* Record set *

__________

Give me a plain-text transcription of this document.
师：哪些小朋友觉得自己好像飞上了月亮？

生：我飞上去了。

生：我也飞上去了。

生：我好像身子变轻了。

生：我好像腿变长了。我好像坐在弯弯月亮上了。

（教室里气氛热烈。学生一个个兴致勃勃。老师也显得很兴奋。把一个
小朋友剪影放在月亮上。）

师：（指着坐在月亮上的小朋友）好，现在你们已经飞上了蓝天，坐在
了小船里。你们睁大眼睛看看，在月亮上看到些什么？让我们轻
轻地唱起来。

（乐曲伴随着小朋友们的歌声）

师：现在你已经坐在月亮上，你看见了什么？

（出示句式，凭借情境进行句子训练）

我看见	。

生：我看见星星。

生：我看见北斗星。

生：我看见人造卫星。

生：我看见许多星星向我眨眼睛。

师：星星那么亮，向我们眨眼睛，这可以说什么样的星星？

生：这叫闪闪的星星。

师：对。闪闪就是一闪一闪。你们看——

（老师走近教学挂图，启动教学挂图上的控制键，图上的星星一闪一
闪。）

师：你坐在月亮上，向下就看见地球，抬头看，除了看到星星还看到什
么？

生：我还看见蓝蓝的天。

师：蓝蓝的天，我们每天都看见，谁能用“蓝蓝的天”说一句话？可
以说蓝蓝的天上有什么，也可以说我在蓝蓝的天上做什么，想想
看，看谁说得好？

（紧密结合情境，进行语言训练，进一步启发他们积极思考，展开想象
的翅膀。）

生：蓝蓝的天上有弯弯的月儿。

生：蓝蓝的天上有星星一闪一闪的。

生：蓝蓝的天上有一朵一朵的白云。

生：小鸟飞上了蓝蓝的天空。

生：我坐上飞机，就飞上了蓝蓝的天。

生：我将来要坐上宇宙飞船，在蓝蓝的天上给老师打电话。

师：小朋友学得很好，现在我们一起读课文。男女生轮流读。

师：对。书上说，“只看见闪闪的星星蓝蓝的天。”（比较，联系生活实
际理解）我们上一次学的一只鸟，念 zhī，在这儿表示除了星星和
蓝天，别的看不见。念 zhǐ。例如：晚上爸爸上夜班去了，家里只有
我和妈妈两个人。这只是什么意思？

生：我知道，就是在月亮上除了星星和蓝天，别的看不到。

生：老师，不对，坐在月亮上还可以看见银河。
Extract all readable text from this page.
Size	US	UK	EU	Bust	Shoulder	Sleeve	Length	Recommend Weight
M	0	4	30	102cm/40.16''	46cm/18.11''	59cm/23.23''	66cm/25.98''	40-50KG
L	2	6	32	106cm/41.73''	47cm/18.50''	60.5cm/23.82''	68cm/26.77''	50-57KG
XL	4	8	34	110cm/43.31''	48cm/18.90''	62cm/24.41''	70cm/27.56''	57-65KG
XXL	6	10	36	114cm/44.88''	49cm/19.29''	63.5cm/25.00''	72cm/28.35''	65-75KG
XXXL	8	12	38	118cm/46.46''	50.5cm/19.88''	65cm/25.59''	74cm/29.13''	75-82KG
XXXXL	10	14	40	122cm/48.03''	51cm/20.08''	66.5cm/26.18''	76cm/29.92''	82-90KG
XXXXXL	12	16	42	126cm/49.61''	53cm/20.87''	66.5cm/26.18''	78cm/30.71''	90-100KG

__________

* Objective *
Transcribe every entry verbatim.

* Complete output *
Give me a plain-text transcription of this document.
师：哪些小朋友觉得自己好像飞上了月亮？

生：我飞上去了。

生：我也飞上去了。

生：我好像身子变轻了。

生：我好像腿变长了。我好像坐在弯弯月亮上了。

（教室里气氛热烈。学生一个个兴致勃勃。老师也显得很兴奋。把一个
小朋友剪影放在月亮上。）

师：（指着坐在月亮上的小朋友）好，现在你们已经飞上了蓝天，坐在
了小船里。你们睁大眼睛看看，在月亮上看到些什么？让我们轻
轻地唱起来。

（乐曲伴随着小朋友们的歌声）

师：现在你已经坐在月亮上，你看见了什么？

（出示句式，凭借情境进行句子训练）

我看见	。

生：我看见星星。

生：我看见北斗星。

生：我看见人造卫星。

生：我看见许多星星向我眨眼睛。

师：星星那么亮，向我们眨眼睛，这可以说什么样的星星？

生：这叫闪闪的星星。

师：对。闪闪就是一闪一闪。你们看——

（老师走近教学挂图，启动教学挂图上的控制键，图上的星星一闪一
闪。）

师：你坐在月亮上，向下就看见地球，抬头看，除了看到星星还看到什
么？

生：我还看见蓝蓝的天。

师：蓝蓝的天，我们每天都看见，谁能用“蓝蓝的天”说一句话？可
以说蓝蓝的天上有什么，也可以说我在蓝蓝的天上做什么，想想
看，看谁说得好？

（紧密结合情境，进行语言训练，进一步启发他们积极思考，展开想象
的翅膀。）

生：蓝蓝的天上有弯弯的月儿。

生：蓝蓝的天上有星星一闪一闪的。

生：蓝蓝的天上有一朵一朵的白云。

生：小鸟飞上了蓝蓝的天空。

生：我坐上飞机，就飞上了蓝蓝的天。

生：我将来要坐上宇宙飞船，在蓝蓝的天上给老师打电话。

师：小朋友学得很好，现在我们一起读课文。男女生轮流读。

师：对。书上说，“只看见闪闪的星星蓝蓝的天。”（比较，联系生活实
际理解）我们上一次学的一只鸟，念 zhī，在这儿表示除了星星和
蓝天，别的看不见。念 zhǐ。例如：晚上爸爸上夜班去了，家里只有
我和妈妈两个人。这只是什么意思？

生：我知道，就是在月亮上除了星星和蓝天，别的看不到。

生：老师，不对，坐在月亮上还可以看见银河。
Extract all readable text from this page.
Size	US	UK	EU	Bust	Shoulder	Sleeve	Length	Recommend Weight
M	0	4	30	102cm/40.16''	46cm/18.11''	59cm/23.23''	66cm/25.98''	40-50KG
L	2	6	32	106cm/41.73''	47cm/18.50''	60.5cm/23.82''	68cm/26.77''	50-57KG
XL	4	8	34	110cm/43.31''	48cm/18.90''	62cm/24.41''	70cm/27.56''	57-65KG
XXL	6	10	36	114cm/44.88''	49cm/19.29''	63.5cm/25.00''	72cm/28.35''	65-75KG
XXXL	8	12	38	118cm/46.46''	50.5cm/19.88''	65cm/25.59''	74cm/29.13''	75-82KG
XXXXL	10	14	40	122cm/48.03''	51cm/20.08''	66.5cm/26.18''	76cm/29.92''	82-90KG
XXXXXL	12	16	42	126cm/49.61''	53cm/20.87''	66.5cm/26.18''	78cm/30.71''	90-100KG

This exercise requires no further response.